Exercise: All entries must be extracted exactly, with nothing added or dropped.

* Begin *

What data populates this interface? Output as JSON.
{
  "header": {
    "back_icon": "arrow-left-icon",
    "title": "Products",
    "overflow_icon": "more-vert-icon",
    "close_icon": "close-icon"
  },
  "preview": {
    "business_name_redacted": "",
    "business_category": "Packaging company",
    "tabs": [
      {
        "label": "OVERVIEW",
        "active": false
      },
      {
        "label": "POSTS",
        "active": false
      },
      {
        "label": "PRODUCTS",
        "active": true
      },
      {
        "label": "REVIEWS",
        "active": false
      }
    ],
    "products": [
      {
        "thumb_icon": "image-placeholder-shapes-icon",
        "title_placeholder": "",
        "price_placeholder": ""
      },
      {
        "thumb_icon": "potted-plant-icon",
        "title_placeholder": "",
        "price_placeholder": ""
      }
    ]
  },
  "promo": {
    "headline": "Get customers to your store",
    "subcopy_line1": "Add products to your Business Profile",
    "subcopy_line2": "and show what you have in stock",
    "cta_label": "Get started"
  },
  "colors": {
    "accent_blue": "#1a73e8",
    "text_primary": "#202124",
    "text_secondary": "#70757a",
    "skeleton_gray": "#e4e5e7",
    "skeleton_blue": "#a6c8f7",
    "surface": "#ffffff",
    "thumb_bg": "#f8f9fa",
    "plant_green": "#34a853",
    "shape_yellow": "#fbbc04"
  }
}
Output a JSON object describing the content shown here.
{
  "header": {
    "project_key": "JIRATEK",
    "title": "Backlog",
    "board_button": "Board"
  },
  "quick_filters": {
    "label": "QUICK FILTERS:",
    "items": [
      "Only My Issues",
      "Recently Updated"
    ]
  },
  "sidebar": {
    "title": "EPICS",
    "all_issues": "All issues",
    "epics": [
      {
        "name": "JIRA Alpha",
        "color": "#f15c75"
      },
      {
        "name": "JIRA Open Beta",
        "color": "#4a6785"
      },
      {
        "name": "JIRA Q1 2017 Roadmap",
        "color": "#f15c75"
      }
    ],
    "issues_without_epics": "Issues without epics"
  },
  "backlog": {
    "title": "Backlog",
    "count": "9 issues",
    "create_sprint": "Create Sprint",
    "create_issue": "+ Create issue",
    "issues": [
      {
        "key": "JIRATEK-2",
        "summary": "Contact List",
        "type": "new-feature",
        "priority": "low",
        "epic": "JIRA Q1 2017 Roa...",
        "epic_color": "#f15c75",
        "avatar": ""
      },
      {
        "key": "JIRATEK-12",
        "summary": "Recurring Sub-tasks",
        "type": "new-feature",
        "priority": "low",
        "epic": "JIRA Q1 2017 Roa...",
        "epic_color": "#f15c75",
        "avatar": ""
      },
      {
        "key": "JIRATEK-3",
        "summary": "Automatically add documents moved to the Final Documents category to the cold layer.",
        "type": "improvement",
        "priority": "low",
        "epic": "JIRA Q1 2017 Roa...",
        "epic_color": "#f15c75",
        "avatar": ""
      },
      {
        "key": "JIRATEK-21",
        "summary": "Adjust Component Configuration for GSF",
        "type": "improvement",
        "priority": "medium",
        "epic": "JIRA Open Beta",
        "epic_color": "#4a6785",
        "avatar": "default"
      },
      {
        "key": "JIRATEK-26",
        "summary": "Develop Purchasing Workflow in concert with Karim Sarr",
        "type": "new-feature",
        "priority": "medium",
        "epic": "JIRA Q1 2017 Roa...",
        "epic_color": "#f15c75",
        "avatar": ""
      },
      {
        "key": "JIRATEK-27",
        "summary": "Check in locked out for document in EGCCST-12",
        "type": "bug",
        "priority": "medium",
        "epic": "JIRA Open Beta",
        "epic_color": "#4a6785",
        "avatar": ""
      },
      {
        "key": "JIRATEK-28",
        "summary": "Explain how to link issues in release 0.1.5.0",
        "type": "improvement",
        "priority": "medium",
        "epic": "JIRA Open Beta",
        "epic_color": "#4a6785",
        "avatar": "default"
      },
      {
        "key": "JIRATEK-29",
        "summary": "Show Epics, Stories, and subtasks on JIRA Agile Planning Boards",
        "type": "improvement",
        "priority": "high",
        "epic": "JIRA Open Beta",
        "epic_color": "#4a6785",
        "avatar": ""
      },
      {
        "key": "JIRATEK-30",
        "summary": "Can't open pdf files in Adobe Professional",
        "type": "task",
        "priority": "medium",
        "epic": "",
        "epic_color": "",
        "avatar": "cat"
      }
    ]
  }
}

* End *

Result below:
What data populates this interface? Output as JSON.
{
  "header": {
    "back_icon": "arrow-left-icon",
    "title": "Products",
    "overflow_icon": "more-vert-icon",
    "close_icon": "close-icon"
  },
  "preview": {
    "business_name_redacted": "",
    "business_category": "Packaging company",
    "tabs": [
      {
        "label": "OVERVIEW",
        "active": false
      },
      {
        "label": "POSTS",
        "active": false
      },
      {
        "label": "PRODUCTS",
        "active": true
      },
      {
        "label": "REVIEWS",
        "active": false
      }
    ],
    "products": [
      {
        "thumb_icon": "image-placeholder-shapes-icon",
        "title_placeholder": "",
        "price_placeholder": ""
      },
      {
        "thumb_icon": "potted-plant-icon",
        "title_placeholder": "",
        "price_placeholder": ""
      }
    ]
  },
  "promo": {
    "headline": "Get customers to your store",
    "subcopy_line1": "Add products to your Business Profile",
    "subcopy_line2": "and show what you have in stock",
    "cta_label": "Get started"
  },
  "colors": {
    "accent_blue": "#1a73e8",
    "text_primary": "#202124",
    "text_secondary": "#70757a",
    "skeleton_gray": "#e4e5e7",
    "skeleton_blue": "#a6c8f7",
    "surface": "#ffffff",
    "thumb_bg": "#f8f9fa",
    "plant_green": "#34a853",
    "shape_yellow": "#fbbc04"
  }
}
Output a JSON object describing the content shown here.
{
  "header": {
    "project_key": "JIRATEK",
    "title": "Backlog",
    "board_button": "Board"
  },
  "quick_filters": {
    "label": "QUICK FILTERS:",
    "items": [
      "Only My Issues",
      "Recently Updated"
    ]
  },
  "sidebar": {
    "title": "EPICS",
    "all_issues": "All issues",
    "epics": [
      {
        "name": "JIRA Alpha",
        "color": "#f15c75"
      },
      {
        "name": "JIRA Open Beta",
        "color": "#4a6785"
      },
      {
        "name": "JIRA Q1 2017 Roadmap",
        "color": "#f15c75"
      }
    ],
    "issues_without_epics": "Issues without epics"
  },
  "backlog": {
    "title": "Backlog",
    "count": "9 issues",
    "create_sprint": "Create Sprint",
    "create_issue": "+ Create issue",
    "issues": [
      {
        "key": "JIRATEK-2",
        "summary": "Contact List",
        "type": "new-feature",
        "priority": "low",
        "epic": "JIRA Q1 2017 Roa...",
        "epic_color": "#f15c75",
        "avatar": ""
      },
      {
        "key": "JIRATEK-12",
        "summary": "Recurring Sub-tasks",
        "type": "new-feature",
        "priority": "low",
        "epic": "JIRA Q1 2017 Roa...",
        "epic_color": "#f15c75",
        "avatar": ""
      },
      {
        "key": "JIRATEK-3",
        "summary": "Automatically add documents moved to the Final Documents category to the cold layer.",
        "type": "improvement",
        "priority": "low",
        "epic": "JIRA Q1 2017 Roa...",
        "epic_color": "#f15c75",
        "avatar": ""
      },
      {
        "key": "JIRATEK-21",
        "summary": "Adjust Component Configuration for GSF",
        "type": "improvement",
        "priority": "medium",
        "epic": "JIRA Open Beta",
        "epic_color": "#4a6785",
        "avatar": "default"
      },
      {
        "key": "JIRATEK-26",
        "summary": "Develop Purchasing Workflow in concert with Karim Sarr",
        "type": "new-feature",
        "priority": "medium",
        "epic": "JIRA Q1 2017 Roa...",
        "epic_color": "#f15c75",
        "avatar": ""
      },
      {
        "key": "JIRATEK-27",
        "summary": "Check in locked out for document in EGCCST-12",
        "type": "bug",
        "priority": "medium",
        "epic": "JIRA Open Beta",
        "epic_color": "#4a6785",
        "avatar": ""
      },
      {
        "key": "JIRATEK-28",
        "summary": "Explain how to link issues in release 0.1.5.0",
        "type": "improvement",
        "priority": "medium",
        "epic": "JIRA Open Beta",
        "epic_color": "#4a6785",
        "avatar": "default"
      },
      {
        "key": "JIRATEK-29",
        "summary": "Show Epics, Stories, and subtasks on JIRA Agile Planning Boards",
        "type": "improvement",
        "priority": "high",
        "epic": "JIRA Open Beta",
        "epic_color": "#4a6785",
        "avatar": ""
      },
      {
        "key": "JIRATEK-30",
        "summary": "Can't open pdf files in Adobe Professional",
        "type": "task",
        "priority": "medium",
        "epic": "",
        "epic_color": "",
        "avatar": "cat"
      }
    ]
  }
}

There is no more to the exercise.